Short exercise: Answer with nothing but the number of lines that include the word "todos".

Data for processing:
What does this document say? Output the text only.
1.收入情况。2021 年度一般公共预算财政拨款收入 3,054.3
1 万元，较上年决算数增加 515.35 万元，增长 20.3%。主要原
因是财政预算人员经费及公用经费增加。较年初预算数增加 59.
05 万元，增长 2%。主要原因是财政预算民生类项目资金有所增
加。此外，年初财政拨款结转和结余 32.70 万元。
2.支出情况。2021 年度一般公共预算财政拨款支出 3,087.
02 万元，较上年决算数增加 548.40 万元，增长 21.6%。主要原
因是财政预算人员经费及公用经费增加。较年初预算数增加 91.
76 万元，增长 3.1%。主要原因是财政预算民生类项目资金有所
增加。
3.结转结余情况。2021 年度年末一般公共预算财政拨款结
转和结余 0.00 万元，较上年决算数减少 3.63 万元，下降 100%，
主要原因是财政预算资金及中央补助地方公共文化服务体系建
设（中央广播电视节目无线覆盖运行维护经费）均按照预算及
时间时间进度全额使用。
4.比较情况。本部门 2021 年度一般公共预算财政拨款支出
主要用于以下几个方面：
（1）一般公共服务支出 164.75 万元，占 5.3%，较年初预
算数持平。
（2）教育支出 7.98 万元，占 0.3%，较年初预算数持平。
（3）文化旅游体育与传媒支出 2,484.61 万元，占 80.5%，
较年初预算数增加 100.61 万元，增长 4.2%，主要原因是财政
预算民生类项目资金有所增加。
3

* * *

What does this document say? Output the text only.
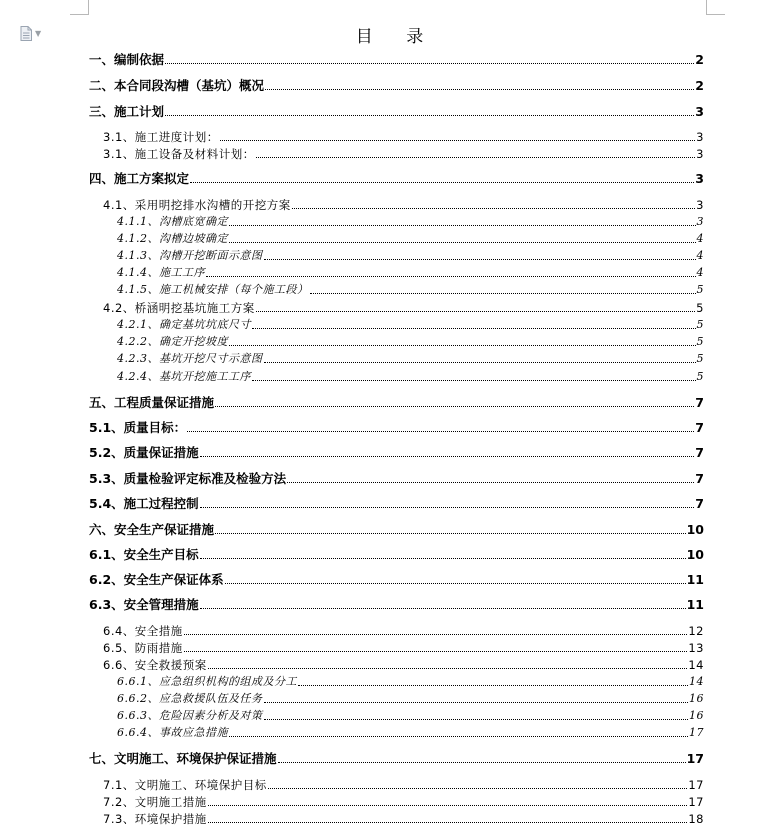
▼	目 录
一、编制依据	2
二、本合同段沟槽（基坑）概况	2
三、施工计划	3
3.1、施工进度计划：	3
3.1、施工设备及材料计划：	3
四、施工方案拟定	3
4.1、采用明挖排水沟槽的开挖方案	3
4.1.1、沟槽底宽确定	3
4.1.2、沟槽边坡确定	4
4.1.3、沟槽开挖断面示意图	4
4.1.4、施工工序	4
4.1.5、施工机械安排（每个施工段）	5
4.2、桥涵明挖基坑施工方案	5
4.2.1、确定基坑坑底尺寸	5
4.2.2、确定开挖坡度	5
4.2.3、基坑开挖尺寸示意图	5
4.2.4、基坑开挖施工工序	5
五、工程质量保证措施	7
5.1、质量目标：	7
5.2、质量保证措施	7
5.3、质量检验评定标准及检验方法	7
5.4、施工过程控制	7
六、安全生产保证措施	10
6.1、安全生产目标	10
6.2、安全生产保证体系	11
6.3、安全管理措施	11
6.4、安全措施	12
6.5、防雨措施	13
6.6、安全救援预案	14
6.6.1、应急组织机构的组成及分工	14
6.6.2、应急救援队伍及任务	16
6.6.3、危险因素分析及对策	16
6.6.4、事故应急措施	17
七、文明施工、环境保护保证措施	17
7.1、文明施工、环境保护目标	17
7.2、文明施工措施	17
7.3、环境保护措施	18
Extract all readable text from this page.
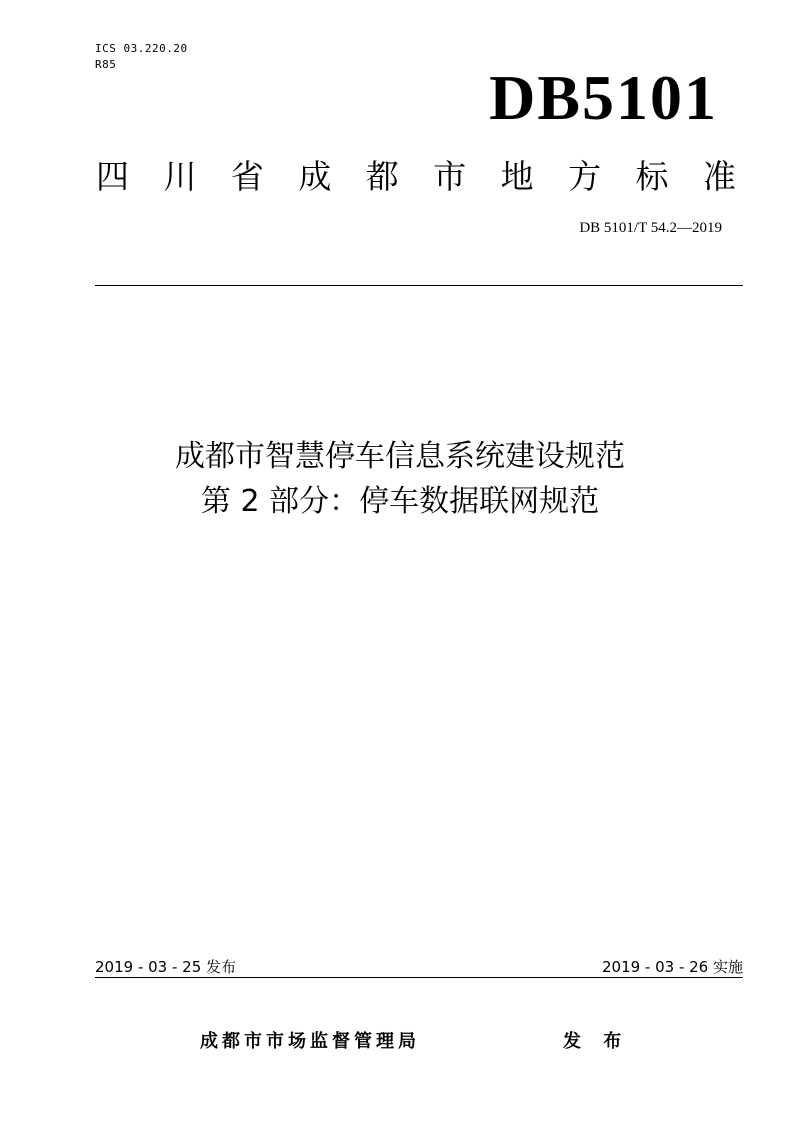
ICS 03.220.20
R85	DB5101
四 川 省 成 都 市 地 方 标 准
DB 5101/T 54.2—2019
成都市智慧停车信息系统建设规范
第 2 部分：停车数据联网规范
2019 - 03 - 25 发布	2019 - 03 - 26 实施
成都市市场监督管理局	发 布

==

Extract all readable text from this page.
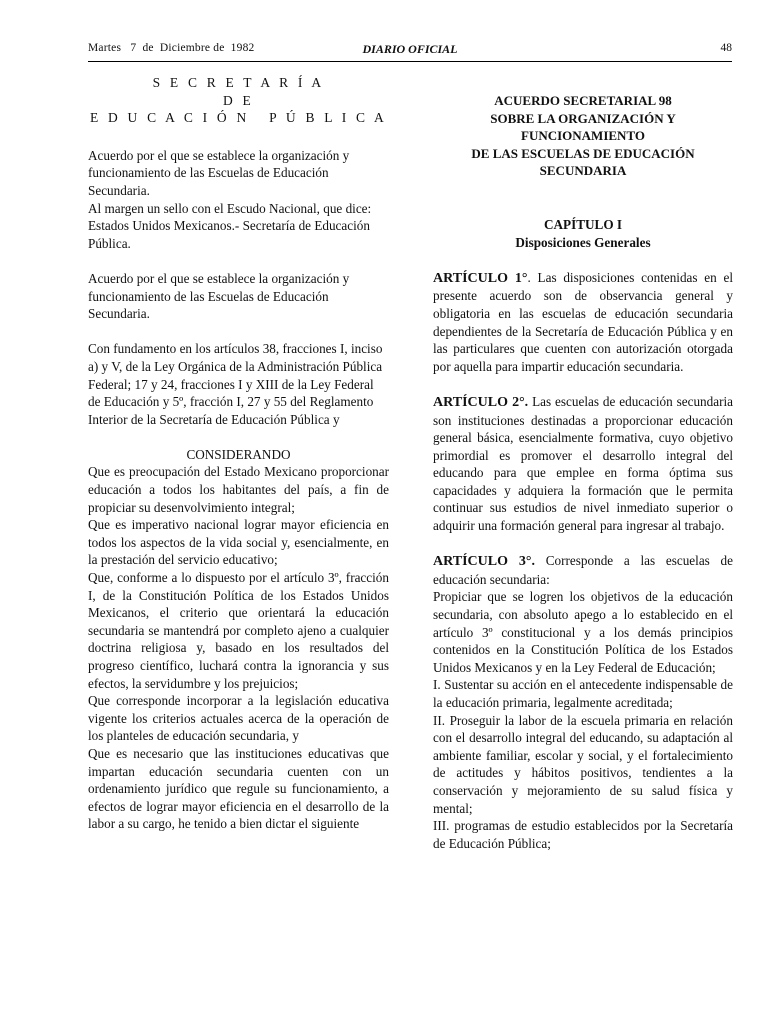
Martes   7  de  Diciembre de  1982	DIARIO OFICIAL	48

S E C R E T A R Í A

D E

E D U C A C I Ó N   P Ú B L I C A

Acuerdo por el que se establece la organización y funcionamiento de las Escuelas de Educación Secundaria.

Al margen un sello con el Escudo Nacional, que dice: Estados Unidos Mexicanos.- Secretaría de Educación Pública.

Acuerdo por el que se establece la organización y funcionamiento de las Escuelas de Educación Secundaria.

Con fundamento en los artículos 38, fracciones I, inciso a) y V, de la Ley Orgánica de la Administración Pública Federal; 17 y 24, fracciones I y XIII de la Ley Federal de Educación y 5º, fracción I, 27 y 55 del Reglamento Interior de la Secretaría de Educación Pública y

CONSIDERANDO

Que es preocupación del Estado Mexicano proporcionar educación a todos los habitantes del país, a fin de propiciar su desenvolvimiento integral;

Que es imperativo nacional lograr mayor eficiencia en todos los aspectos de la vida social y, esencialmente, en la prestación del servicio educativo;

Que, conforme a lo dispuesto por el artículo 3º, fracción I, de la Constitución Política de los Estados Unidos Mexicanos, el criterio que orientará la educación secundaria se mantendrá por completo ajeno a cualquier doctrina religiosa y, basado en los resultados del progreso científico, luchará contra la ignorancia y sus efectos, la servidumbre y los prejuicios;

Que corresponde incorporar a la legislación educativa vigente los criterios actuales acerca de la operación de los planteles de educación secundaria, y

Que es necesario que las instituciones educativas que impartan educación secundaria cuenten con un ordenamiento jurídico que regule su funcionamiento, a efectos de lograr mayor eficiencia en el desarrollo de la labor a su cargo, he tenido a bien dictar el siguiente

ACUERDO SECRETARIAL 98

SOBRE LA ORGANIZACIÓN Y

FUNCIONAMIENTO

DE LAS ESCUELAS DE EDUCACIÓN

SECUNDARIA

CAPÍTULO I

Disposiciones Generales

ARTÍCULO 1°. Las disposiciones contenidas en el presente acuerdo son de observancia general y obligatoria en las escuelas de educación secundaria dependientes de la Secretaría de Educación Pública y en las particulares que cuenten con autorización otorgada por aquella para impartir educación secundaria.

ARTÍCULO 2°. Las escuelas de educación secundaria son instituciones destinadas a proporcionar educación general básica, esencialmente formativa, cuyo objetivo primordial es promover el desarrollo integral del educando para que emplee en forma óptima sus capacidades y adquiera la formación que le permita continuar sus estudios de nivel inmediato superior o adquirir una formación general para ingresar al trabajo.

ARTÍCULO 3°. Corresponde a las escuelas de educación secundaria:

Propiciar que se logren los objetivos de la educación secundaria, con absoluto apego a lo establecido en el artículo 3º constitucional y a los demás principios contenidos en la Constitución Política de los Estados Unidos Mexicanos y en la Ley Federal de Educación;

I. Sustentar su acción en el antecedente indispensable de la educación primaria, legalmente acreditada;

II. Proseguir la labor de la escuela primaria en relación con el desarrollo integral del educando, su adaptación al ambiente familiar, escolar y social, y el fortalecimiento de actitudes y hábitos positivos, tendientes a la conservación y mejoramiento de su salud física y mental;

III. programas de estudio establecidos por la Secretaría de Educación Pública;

Answer in full: 2